● **Provided records**

_ _ _ _ _

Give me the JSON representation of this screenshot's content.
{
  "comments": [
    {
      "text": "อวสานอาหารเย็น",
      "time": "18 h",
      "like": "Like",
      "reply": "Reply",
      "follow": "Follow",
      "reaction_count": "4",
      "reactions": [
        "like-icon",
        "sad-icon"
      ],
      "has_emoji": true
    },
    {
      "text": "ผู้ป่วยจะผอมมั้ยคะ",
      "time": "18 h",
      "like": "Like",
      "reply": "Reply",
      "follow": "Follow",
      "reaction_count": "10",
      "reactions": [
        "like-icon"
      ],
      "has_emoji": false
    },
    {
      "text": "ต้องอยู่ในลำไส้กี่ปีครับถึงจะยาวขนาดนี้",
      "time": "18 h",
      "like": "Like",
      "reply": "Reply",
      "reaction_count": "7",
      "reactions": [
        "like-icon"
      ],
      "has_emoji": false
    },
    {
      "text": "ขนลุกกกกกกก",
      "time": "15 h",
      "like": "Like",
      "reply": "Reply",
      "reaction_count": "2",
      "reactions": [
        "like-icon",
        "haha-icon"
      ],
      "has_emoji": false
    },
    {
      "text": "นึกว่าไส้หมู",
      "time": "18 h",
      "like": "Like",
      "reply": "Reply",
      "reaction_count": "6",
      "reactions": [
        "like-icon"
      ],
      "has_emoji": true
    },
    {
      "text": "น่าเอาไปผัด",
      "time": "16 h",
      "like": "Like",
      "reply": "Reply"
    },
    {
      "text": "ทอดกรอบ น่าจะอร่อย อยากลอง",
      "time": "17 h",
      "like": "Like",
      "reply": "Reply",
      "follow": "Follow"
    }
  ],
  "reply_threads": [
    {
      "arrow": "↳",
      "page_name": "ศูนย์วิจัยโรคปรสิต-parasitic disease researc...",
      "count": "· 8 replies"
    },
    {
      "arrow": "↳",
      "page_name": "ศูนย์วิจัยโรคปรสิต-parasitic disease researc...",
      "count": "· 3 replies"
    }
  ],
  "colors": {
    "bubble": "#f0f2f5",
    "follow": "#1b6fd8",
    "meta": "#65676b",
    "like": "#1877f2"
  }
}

_ _ _ _ _

● **Short task**
Show every line above in which the word "text" occurs.

● **The answer**
      "text": "อวสานอาหารเย็น",
      "text": "ผู้ป่วยจะผอมมั้ยคะ",
      "text": "ต้องอยู่ในลำไส้กี่ปีครับถึงจะยาวขนาดนี้",
      "text": "ขนลุกกกกกกก",
      "text": "นึกว่าไส้หมู",
      "text": "น่าเอาไปผัด",
      "text": "ทอดกรอบ น่าจะอร่อย อยากลอง",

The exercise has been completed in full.